Input.
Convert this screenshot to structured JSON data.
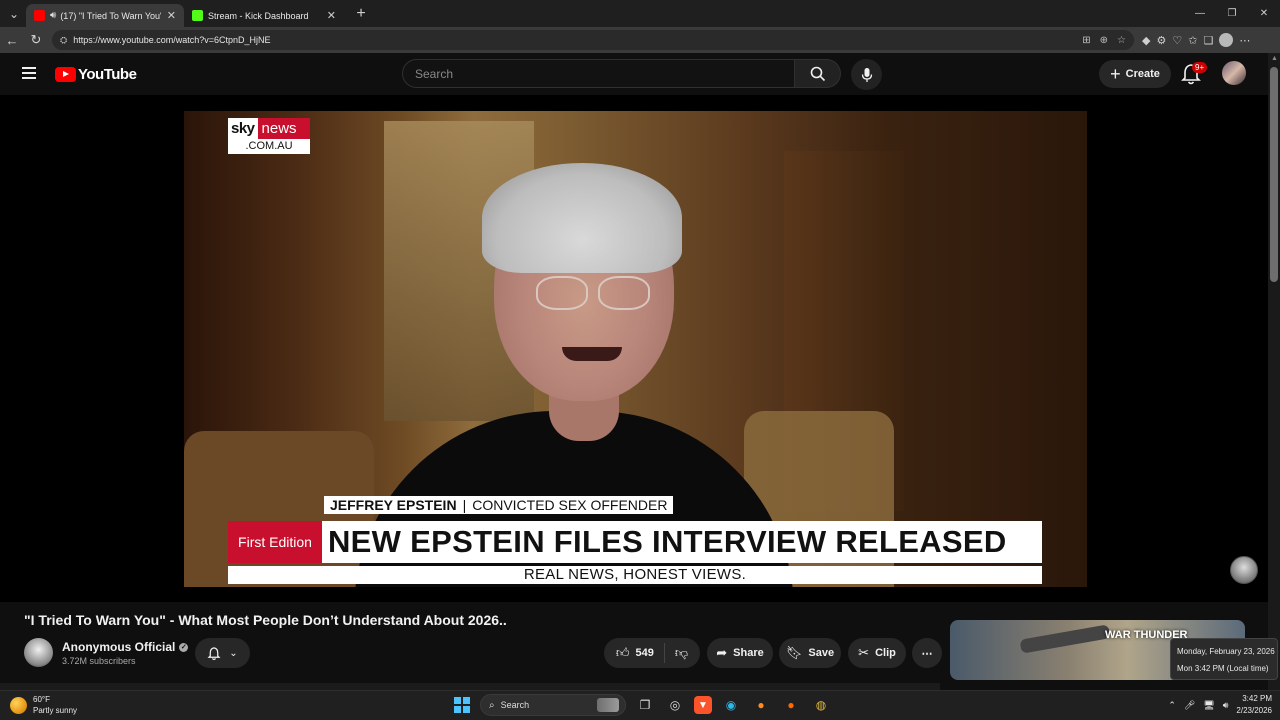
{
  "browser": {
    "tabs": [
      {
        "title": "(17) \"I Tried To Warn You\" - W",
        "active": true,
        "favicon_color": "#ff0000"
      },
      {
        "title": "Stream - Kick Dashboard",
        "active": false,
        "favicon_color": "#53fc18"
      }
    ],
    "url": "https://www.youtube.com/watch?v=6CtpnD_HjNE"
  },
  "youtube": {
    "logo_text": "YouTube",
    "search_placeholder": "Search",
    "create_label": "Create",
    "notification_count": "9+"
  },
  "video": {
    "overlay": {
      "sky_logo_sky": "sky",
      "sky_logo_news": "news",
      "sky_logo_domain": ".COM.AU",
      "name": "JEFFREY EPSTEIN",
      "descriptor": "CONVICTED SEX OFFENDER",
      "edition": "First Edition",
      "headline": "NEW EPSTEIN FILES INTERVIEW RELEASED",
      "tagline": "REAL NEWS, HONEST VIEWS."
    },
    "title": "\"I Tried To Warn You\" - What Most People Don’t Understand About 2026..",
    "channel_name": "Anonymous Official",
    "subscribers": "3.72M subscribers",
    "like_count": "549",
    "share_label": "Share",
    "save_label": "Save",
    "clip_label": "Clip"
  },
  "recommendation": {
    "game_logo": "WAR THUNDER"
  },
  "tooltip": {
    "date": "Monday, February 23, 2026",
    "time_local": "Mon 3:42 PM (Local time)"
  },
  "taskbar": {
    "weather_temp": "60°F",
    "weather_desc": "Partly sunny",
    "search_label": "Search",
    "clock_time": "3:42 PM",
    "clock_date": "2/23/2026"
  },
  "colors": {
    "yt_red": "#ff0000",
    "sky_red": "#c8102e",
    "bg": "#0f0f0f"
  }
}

What is expected. Drop the images and repeat the data exactly.

Task solution.
Convert this screenshot to structured JSON data.
{
  "browser": {
    "tabs": [
      {
        "title": "(17) \"I Tried To Warn You\" - W",
        "active": true,
        "favicon_color": "#ff0000"
      },
      {
        "title": "Stream - Kick Dashboard",
        "active": false,
        "favicon_color": "#53fc18"
      }
    ],
    "url": "https://www.youtube.com/watch?v=6CtpnD_HjNE"
  },
  "youtube": {
    "logo_text": "YouTube",
    "search_placeholder": "Search",
    "create_label": "Create",
    "notification_count": "9+"
  },
  "video": {
    "overlay": {
      "sky_logo_sky": "sky",
      "sky_logo_news": "news",
      "sky_logo_domain": ".COM.AU",
      "name": "JEFFREY EPSTEIN",
      "descriptor": "CONVICTED SEX OFFENDER",
      "edition": "First Edition",
      "headline": "NEW EPSTEIN FILES INTERVIEW RELEASED",
      "tagline": "REAL NEWS, HONEST VIEWS."
    },
    "title": "\"I Tried To Warn You\" - What Most People Don’t Understand About 2026..",
    "channel_name": "Anonymous Official",
    "subscribers": "3.72M subscribers",
    "like_count": "549",
    "share_label": "Share",
    "save_label": "Save",
    "clip_label": "Clip"
  },
  "recommendation": {
    "game_logo": "WAR THUNDER"
  },
  "tooltip": {
    "date": "Monday, February 23, 2026",
    "time_local": "Mon 3:42 PM (Local time)"
  },
  "taskbar": {
    "weather_temp": "60°F",
    "weather_desc": "Partly sunny",
    "search_label": "Search",
    "clock_time": "3:42 PM",
    "clock_date": "2/23/2026"
  },
  "colors": {
    "yt_red": "#ff0000",
    "sky_red": "#c8102e",
    "bg": "#0f0f0f"
  }
}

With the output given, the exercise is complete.